**Exercise details:** Write every line out verbatim and omit the pictures.

**Data provided:**
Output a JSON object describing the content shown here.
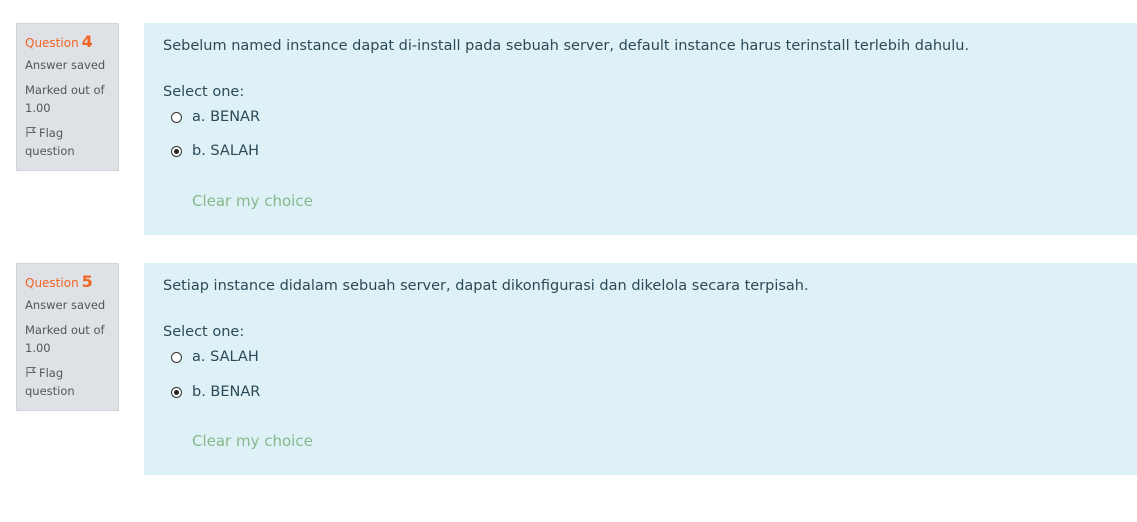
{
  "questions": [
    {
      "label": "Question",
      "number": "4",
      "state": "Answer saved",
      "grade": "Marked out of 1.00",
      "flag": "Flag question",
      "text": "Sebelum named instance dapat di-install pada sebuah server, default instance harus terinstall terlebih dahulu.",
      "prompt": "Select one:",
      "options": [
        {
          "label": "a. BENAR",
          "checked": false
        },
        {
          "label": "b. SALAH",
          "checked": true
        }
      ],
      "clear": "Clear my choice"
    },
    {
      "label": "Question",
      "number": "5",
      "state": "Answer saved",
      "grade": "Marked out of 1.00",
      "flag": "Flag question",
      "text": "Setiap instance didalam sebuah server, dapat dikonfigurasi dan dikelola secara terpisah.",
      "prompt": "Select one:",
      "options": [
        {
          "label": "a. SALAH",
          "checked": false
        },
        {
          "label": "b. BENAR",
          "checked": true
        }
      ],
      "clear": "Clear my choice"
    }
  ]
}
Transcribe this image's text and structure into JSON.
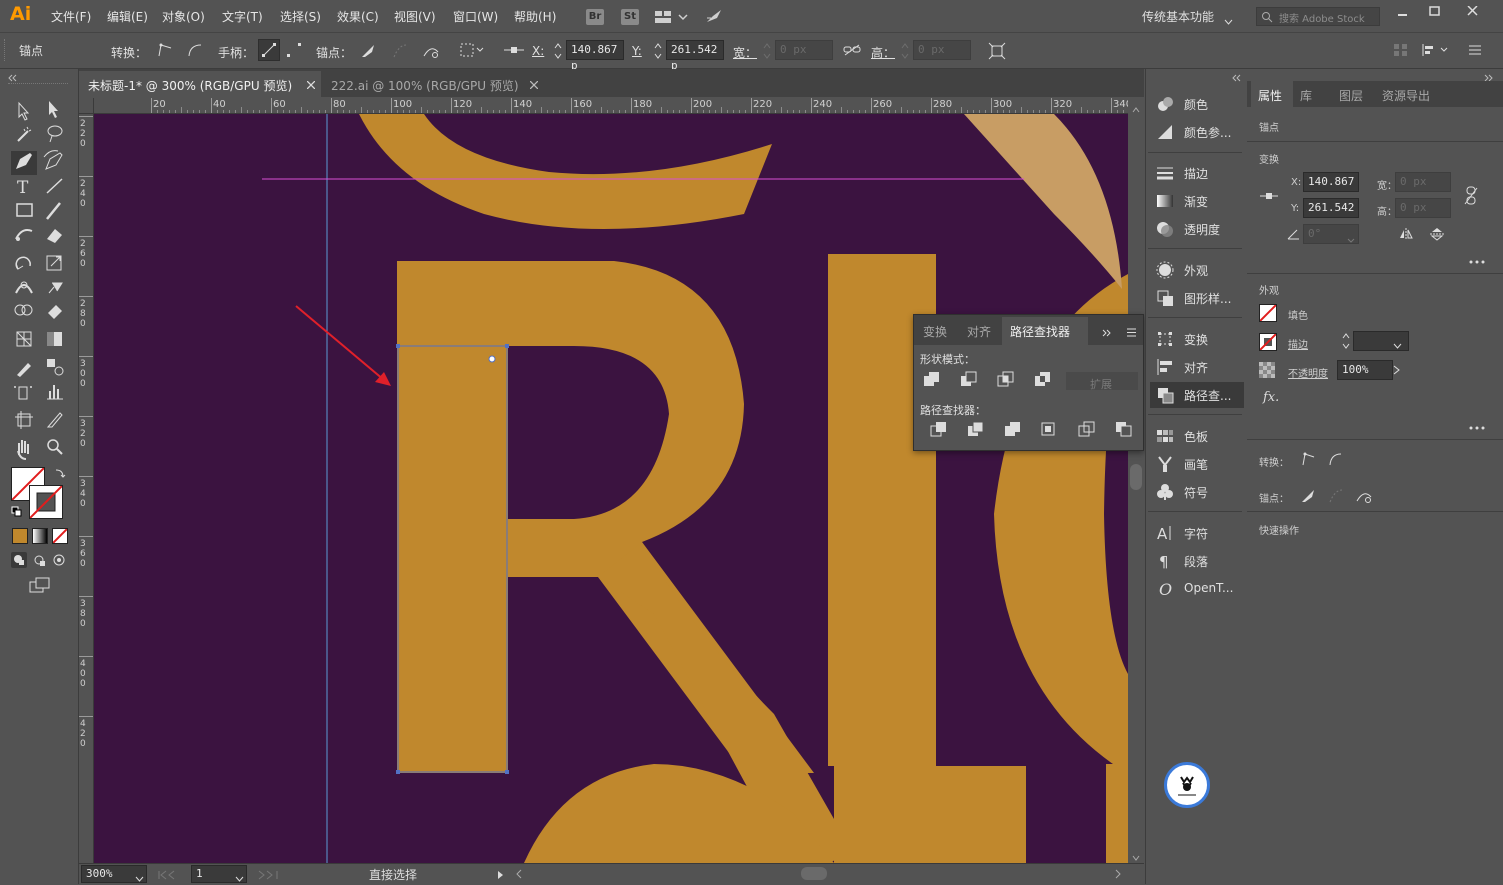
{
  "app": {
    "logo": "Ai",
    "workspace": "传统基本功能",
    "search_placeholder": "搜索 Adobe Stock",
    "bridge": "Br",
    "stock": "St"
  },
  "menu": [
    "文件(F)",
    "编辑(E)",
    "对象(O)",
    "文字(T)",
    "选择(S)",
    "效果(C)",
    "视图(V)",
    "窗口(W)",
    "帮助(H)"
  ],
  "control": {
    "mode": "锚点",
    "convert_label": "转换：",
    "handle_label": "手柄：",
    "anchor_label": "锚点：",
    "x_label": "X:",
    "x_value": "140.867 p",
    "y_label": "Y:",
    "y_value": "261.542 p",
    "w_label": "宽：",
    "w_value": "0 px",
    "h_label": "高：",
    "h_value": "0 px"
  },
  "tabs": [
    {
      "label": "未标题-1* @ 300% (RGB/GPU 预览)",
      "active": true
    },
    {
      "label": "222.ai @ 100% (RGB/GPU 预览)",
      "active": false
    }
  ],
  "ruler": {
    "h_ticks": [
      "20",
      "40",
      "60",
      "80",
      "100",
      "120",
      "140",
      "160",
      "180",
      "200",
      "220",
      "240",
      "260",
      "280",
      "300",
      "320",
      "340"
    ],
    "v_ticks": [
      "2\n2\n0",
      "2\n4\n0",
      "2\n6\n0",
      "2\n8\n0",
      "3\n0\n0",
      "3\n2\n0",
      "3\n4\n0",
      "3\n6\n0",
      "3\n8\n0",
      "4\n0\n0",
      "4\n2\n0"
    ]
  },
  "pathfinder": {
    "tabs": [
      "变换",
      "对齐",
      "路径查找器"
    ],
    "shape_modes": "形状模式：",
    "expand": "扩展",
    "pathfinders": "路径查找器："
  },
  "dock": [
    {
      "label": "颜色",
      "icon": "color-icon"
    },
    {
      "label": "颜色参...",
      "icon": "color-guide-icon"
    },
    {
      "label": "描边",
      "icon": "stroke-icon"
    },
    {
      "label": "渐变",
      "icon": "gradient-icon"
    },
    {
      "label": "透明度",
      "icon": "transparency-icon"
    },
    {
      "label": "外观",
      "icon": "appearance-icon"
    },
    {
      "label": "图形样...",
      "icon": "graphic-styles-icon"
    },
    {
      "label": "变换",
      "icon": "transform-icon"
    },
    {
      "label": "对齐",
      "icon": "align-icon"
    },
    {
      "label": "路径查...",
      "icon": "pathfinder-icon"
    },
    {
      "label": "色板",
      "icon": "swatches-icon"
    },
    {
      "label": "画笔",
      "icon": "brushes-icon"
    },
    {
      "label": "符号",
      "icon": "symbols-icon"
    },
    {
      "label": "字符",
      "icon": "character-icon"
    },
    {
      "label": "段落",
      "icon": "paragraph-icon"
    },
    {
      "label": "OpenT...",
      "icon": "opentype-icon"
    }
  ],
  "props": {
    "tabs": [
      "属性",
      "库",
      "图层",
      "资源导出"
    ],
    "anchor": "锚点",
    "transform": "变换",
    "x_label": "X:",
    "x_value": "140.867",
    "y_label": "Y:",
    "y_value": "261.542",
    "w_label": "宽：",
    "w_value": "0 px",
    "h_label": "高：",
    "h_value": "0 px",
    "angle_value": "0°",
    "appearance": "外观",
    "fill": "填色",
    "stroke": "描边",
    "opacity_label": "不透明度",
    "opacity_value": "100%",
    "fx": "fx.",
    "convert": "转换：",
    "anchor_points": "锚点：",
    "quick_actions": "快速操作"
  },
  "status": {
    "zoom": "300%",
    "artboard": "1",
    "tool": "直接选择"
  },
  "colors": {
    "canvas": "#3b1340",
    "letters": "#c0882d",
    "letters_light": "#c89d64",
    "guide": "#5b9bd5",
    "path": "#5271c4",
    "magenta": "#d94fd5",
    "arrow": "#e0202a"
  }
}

**Exercise answer:**
Output a JSON object describing the content shown here.
{
  "questions": [
    {
      "label": "Question",
      "number": "4",
      "state": "Answer saved",
      "grade": "Marked out of 1.00",
      "flag": "Flag question",
      "text": "Sebelum named instance dapat di-install pada sebuah server, default instance harus terinstall terlebih dahulu.",
      "prompt": "Select one:",
      "options": [
        {
          "label": "a. BENAR",
          "checked": false
        },
        {
          "label": "b. SALAH",
          "checked": true
        }
      ],
      "clear": "Clear my choice"
    },
    {
      "label": "Question",
      "number": "5",
      "state": "Answer saved",
      "grade": "Marked out of 1.00",
      "flag": "Flag question",
      "text": "Setiap instance didalam sebuah server, dapat dikonfigurasi dan dikelola secara terpisah.",
      "prompt": "Select one:",
      "options": [
        {
          "label": "a. SALAH",
          "checked": false
        },
        {
          "label": "b. BENAR",
          "checked": true
        }
      ],
      "clear": "Clear my choice"
    }
  ]
}
Transcribe this image's text and structure into JSON.
{
  "app": {
    "logo": "Ai",
    "workspace": "传统基本功能",
    "search_placeholder": "搜索 Adobe Stock",
    "bridge": "Br",
    "stock": "St"
  },
  "menu": [
    "文件(F)",
    "编辑(E)",
    "对象(O)",
    "文字(T)",
    "选择(S)",
    "效果(C)",
    "视图(V)",
    "窗口(W)",
    "帮助(H)"
  ],
  "control": {
    "mode": "锚点",
    "convert_label": "转换：",
    "handle_label": "手柄：",
    "anchor_label": "锚点：",
    "x_label": "X:",
    "x_value": "140.867 p",
    "y_label": "Y:",
    "y_value": "261.542 p",
    "w_label": "宽：",
    "w_value": "0 px",
    "h_label": "高：",
    "h_value": "0 px"
  },
  "tabs": [
    {
      "label": "未标题-1* @ 300% (RGB/GPU 预览)",
      "active": true
    },
    {
      "label": "222.ai @ 100% (RGB/GPU 预览)",
      "active": false
    }
  ],
  "ruler": {
    "h_ticks": [
      "20",
      "40",
      "60",
      "80",
      "100",
      "120",
      "140",
      "160",
      "180",
      "200",
      "220",
      "240",
      "260",
      "280",
      "300",
      "320",
      "340"
    ],
    "v_ticks": [
      "2\n2\n0",
      "2\n4\n0",
      "2\n6\n0",
      "2\n8\n0",
      "3\n0\n0",
      "3\n2\n0",
      "3\n4\n0",
      "3\n6\n0",
      "3\n8\n0",
      "4\n0\n0",
      "4\n2\n0"
    ]
  },
  "pathfinder": {
    "tabs": [
      "变换",
      "对齐",
      "路径查找器"
    ],
    "shape_modes": "形状模式：",
    "expand": "扩展",
    "pathfinders": "路径查找器："
  },
  "dock": [
    {
      "label": "颜色",
      "icon": "color-icon"
    },
    {
      "label": "颜色参...",
      "icon": "color-guide-icon"
    },
    {
      "label": "描边",
      "icon": "stroke-icon"
    },
    {
      "label": "渐变",
      "icon": "gradient-icon"
    },
    {
      "label": "透明度",
      "icon": "transparency-icon"
    },
    {
      "label": "外观",
      "icon": "appearance-icon"
    },
    {
      "label": "图形样...",
      "icon": "graphic-styles-icon"
    },
    {
      "label": "变换",
      "icon": "transform-icon"
    },
    {
      "label": "对齐",
      "icon": "align-icon"
    },
    {
      "label": "路径查...",
      "icon": "pathfinder-icon"
    },
    {
      "label": "色板",
      "icon": "swatches-icon"
    },
    {
      "label": "画笔",
      "icon": "brushes-icon"
    },
    {
      "label": "符号",
      "icon": "symbols-icon"
    },
    {
      "label": "字符",
      "icon": "character-icon"
    },
    {
      "label": "段落",
      "icon": "paragraph-icon"
    },
    {
      "label": "OpenT...",
      "icon": "opentype-icon"
    }
  ],
  "props": {
    "tabs": [
      "属性",
      "库",
      "图层",
      "资源导出"
    ],
    "anchor": "锚点",
    "transform": "变换",
    "x_label": "X:",
    "x_value": "140.867",
    "y_label": "Y:",
    "y_value": "261.542",
    "w_label": "宽：",
    "w_value": "0 px",
    "h_label": "高：",
    "h_value": "0 px",
    "angle_value": "0°",
    "appearance": "外观",
    "fill": "填色",
    "stroke": "描边",
    "opacity_label": "不透明度",
    "opacity_value": "100%",
    "fx": "fx.",
    "convert": "转换：",
    "anchor_points": "锚点：",
    "quick_actions": "快速操作"
  },
  "status": {
    "zoom": "300%",
    "artboard": "1",
    "tool": "直接选择"
  },
  "colors": {
    "canvas": "#3b1340",
    "letters": "#c0882d",
    "letters_light": "#c89d64",
    "guide": "#5b9bd5",
    "path": "#5271c4",
    "magenta": "#d94fd5",
    "arrow": "#e0202a"
  }
}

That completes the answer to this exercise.